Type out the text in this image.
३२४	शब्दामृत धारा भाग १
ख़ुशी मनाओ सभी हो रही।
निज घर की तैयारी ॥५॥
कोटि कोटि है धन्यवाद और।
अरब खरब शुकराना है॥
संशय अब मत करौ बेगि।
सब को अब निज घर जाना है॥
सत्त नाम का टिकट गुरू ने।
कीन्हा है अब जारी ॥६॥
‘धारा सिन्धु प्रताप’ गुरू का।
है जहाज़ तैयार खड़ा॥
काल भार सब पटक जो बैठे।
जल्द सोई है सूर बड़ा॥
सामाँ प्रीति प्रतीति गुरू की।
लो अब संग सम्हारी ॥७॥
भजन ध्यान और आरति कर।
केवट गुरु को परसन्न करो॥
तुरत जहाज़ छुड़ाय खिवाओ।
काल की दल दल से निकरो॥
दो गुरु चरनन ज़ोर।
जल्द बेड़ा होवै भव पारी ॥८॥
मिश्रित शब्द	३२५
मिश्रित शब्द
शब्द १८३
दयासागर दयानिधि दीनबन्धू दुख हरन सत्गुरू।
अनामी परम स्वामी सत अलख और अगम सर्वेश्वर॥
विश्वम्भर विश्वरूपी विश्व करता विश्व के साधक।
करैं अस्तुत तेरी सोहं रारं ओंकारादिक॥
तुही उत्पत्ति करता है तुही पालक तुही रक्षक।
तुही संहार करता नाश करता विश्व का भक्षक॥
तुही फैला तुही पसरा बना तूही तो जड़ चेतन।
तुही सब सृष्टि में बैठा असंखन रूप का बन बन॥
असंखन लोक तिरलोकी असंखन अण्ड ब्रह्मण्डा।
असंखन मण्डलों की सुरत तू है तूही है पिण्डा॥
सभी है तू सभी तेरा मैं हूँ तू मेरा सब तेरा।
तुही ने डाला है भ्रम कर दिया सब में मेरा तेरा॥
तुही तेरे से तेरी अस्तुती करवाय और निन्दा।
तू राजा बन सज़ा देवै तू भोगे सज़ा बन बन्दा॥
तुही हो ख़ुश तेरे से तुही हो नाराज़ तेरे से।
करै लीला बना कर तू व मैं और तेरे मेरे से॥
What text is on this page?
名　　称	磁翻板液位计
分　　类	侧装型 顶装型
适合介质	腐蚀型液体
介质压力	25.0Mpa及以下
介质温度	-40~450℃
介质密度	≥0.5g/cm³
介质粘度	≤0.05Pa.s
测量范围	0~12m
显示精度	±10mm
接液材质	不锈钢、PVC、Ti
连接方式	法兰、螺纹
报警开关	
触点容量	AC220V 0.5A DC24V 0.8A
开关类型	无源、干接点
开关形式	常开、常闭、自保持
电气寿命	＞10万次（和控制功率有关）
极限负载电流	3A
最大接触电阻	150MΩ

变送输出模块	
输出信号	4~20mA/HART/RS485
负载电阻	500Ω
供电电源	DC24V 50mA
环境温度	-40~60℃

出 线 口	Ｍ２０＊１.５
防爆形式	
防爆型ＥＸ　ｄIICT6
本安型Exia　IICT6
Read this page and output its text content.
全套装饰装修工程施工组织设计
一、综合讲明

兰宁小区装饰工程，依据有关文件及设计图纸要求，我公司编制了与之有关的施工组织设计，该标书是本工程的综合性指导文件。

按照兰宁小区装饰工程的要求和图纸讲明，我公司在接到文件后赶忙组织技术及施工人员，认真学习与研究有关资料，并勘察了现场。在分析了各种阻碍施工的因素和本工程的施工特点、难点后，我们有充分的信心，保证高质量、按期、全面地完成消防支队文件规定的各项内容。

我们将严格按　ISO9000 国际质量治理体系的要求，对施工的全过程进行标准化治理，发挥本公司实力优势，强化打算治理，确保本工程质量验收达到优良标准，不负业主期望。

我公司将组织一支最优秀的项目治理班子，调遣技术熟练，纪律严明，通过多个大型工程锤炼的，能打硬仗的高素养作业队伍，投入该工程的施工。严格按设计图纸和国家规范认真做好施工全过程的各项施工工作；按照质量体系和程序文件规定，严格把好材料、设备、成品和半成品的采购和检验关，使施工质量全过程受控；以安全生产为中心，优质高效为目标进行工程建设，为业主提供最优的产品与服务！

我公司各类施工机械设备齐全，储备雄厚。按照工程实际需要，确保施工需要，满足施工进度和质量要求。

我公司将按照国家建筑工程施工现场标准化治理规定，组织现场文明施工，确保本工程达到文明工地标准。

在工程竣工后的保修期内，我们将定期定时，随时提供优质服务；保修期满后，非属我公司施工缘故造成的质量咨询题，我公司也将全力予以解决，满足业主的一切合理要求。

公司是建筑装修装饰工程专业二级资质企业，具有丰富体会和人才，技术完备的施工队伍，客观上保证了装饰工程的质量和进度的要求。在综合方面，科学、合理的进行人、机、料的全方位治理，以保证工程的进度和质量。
════════════════
DIRECTION
Report all lines of the material that contain the word "this".

EXERCISE RESULT
Type out the text in this image.
What text is on this page?
Read this page and output its text content.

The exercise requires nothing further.